[Items listed in a dataset]
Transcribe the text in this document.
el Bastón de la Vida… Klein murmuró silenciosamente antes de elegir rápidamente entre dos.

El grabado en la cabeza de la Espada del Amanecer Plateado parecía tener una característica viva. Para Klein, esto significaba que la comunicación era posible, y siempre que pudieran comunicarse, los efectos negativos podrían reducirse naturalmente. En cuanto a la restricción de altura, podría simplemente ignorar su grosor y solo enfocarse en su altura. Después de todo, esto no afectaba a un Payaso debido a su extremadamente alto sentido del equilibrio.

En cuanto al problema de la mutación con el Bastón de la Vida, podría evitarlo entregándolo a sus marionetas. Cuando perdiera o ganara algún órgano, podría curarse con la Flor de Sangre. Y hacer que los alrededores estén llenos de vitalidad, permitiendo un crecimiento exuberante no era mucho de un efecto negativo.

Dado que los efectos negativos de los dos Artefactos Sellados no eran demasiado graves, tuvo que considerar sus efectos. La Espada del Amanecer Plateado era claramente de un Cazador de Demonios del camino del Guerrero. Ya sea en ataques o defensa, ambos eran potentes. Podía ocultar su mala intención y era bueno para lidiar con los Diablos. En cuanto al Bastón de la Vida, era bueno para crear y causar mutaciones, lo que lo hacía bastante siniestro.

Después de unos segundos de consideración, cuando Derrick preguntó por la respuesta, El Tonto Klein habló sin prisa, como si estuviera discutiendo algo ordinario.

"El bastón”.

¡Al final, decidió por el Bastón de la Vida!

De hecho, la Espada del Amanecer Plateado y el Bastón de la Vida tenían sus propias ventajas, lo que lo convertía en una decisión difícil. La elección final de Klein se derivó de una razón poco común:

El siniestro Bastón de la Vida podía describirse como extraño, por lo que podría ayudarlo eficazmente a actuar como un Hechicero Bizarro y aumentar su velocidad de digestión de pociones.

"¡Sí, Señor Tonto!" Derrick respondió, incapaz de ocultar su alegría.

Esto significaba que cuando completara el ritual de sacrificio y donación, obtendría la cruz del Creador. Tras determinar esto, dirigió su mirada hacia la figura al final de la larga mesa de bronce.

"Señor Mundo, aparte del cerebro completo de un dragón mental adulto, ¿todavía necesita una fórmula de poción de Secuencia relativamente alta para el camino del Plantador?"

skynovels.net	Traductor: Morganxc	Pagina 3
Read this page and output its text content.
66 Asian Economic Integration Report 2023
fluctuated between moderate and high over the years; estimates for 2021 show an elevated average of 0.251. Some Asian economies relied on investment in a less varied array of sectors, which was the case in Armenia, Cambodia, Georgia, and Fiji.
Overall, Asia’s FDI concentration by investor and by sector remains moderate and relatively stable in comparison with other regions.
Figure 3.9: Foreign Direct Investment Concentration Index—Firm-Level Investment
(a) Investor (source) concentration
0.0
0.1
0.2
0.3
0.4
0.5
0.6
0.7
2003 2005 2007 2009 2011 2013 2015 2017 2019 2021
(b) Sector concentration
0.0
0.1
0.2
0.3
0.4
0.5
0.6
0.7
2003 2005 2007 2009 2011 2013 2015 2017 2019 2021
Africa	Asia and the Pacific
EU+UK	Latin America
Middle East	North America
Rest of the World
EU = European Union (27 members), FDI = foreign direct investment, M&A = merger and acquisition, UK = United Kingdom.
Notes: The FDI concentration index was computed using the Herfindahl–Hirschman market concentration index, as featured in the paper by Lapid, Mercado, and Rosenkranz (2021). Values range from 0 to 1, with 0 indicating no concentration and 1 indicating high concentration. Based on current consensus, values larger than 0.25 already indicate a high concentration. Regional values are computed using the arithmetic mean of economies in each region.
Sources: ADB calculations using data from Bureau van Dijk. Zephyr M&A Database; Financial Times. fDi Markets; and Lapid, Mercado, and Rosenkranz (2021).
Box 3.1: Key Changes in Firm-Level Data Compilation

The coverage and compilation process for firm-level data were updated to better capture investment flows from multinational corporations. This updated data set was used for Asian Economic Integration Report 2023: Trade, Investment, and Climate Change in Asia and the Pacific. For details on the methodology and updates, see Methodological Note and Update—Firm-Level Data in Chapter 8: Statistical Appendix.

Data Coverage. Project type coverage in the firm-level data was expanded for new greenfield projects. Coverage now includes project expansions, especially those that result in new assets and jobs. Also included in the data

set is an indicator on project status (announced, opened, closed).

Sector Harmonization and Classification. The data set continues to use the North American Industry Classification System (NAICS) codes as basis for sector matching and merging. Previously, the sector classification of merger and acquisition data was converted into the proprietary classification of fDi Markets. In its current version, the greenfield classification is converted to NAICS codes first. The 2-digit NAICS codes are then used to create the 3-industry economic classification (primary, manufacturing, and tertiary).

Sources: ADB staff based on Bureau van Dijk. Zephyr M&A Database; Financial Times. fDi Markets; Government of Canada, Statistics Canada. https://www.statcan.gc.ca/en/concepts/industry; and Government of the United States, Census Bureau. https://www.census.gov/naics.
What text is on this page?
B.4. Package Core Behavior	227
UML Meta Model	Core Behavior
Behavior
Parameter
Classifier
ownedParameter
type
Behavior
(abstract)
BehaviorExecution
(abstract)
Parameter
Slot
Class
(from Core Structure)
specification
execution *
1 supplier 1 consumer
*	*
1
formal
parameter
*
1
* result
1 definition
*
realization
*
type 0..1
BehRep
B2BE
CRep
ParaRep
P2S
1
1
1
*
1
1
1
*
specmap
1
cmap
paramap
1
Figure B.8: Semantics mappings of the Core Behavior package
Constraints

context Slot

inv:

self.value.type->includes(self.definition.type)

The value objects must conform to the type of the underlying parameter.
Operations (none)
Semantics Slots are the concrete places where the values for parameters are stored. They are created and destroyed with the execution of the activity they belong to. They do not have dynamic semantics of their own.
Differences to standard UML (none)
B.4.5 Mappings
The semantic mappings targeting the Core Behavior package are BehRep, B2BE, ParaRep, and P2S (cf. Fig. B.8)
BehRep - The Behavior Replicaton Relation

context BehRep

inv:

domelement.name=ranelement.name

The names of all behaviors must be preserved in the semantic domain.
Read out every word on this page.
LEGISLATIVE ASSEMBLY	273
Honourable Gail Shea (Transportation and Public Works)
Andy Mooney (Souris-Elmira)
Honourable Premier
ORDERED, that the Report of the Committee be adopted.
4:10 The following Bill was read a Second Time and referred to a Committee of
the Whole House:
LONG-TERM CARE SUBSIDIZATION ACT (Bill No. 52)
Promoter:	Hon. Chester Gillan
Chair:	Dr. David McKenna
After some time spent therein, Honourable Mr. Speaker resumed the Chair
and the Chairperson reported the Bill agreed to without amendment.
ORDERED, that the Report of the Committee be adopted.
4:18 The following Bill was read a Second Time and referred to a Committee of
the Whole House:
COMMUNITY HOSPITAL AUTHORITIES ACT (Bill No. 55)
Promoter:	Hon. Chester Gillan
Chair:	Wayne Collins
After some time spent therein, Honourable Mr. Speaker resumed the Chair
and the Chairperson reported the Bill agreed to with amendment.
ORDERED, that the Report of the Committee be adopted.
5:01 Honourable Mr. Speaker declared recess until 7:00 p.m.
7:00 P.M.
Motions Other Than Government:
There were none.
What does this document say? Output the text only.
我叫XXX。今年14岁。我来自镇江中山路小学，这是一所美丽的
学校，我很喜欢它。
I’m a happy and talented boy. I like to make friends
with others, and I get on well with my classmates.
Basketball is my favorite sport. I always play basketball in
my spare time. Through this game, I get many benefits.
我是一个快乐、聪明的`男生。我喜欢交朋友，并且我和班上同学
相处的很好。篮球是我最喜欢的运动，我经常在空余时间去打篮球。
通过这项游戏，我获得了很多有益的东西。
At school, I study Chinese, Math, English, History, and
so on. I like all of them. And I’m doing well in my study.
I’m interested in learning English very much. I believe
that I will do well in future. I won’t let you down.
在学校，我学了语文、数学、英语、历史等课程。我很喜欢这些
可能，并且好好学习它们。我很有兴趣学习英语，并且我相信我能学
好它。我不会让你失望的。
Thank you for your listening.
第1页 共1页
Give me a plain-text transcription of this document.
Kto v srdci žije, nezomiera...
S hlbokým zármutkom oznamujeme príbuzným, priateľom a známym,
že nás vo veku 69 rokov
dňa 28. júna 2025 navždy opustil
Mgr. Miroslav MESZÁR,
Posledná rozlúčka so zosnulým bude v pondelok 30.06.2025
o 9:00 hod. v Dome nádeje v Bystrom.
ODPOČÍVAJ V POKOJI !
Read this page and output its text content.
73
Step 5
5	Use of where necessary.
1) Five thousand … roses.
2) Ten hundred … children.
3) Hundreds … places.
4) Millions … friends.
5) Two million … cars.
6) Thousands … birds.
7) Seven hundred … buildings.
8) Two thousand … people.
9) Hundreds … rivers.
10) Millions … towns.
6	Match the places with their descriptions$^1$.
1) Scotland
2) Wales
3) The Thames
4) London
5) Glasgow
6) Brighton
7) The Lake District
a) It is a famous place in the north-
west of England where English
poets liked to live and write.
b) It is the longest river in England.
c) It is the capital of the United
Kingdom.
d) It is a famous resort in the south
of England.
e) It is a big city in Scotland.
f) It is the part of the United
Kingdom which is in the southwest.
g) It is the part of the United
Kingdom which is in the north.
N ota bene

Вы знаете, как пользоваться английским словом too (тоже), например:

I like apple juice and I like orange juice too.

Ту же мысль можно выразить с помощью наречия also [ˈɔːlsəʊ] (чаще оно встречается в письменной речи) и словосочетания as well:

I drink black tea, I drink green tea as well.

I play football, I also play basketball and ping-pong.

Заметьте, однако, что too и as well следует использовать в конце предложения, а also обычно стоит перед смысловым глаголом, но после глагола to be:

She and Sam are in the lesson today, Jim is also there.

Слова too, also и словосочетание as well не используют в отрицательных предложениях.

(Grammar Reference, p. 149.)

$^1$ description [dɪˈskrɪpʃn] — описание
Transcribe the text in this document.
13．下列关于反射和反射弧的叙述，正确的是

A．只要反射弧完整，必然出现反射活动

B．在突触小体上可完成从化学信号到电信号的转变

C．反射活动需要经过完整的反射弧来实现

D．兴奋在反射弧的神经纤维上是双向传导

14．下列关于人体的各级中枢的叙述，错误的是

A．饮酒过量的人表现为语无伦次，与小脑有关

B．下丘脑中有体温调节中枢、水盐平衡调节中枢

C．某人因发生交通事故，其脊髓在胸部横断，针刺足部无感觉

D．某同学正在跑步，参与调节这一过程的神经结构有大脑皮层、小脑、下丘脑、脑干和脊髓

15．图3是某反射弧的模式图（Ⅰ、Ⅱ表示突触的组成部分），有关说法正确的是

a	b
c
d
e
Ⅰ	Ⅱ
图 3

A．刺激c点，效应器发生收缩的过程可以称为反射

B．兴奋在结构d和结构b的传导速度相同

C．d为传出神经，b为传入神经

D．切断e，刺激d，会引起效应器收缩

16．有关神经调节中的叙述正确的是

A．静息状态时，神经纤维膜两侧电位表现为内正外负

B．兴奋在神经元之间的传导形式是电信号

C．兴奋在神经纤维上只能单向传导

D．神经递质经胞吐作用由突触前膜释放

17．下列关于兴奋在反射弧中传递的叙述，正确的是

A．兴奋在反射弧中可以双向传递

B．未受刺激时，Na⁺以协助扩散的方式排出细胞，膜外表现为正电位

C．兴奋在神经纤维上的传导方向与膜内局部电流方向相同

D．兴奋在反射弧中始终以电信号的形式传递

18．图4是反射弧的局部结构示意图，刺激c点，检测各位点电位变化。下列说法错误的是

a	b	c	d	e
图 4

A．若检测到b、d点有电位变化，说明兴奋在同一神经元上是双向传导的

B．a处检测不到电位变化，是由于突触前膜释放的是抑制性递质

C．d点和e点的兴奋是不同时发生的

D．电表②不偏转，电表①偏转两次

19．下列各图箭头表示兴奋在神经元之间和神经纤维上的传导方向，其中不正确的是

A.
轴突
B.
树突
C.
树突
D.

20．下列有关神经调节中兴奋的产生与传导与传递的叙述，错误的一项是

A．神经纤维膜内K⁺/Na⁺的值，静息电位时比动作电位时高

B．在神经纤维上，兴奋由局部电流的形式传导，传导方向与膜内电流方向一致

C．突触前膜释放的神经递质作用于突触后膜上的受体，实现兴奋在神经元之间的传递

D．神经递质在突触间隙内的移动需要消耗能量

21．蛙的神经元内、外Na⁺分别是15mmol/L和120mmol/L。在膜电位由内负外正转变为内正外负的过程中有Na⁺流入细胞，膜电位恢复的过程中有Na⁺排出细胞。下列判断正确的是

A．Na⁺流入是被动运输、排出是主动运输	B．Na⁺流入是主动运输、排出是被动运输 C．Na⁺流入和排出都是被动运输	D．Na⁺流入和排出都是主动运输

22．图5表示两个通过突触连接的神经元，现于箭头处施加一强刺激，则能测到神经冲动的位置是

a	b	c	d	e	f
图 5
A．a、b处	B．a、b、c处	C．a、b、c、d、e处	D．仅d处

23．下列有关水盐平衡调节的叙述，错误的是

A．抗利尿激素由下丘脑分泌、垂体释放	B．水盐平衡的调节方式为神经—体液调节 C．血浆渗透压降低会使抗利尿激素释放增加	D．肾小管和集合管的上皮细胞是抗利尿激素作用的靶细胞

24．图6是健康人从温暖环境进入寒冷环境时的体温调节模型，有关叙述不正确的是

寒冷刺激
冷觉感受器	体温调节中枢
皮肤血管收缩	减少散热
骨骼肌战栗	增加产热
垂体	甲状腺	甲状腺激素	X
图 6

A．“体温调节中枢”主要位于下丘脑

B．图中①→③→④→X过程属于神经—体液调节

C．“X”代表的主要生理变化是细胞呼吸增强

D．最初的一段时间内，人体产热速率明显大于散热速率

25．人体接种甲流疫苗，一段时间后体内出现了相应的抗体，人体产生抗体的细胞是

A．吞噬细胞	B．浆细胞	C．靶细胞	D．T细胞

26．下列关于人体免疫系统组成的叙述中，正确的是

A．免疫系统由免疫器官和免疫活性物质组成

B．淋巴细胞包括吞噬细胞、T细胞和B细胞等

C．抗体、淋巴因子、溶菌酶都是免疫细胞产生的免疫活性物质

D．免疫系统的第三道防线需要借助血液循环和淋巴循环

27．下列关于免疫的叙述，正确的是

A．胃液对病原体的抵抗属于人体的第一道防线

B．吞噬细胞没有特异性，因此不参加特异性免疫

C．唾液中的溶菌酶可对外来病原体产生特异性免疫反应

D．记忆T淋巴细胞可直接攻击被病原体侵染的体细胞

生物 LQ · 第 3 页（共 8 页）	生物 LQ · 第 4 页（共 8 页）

Written problem
Whenever "Hundreds" turns up in a line, pick that line out.

Exercise response
3) Hundreds … places.
9) Hundreds … rivers.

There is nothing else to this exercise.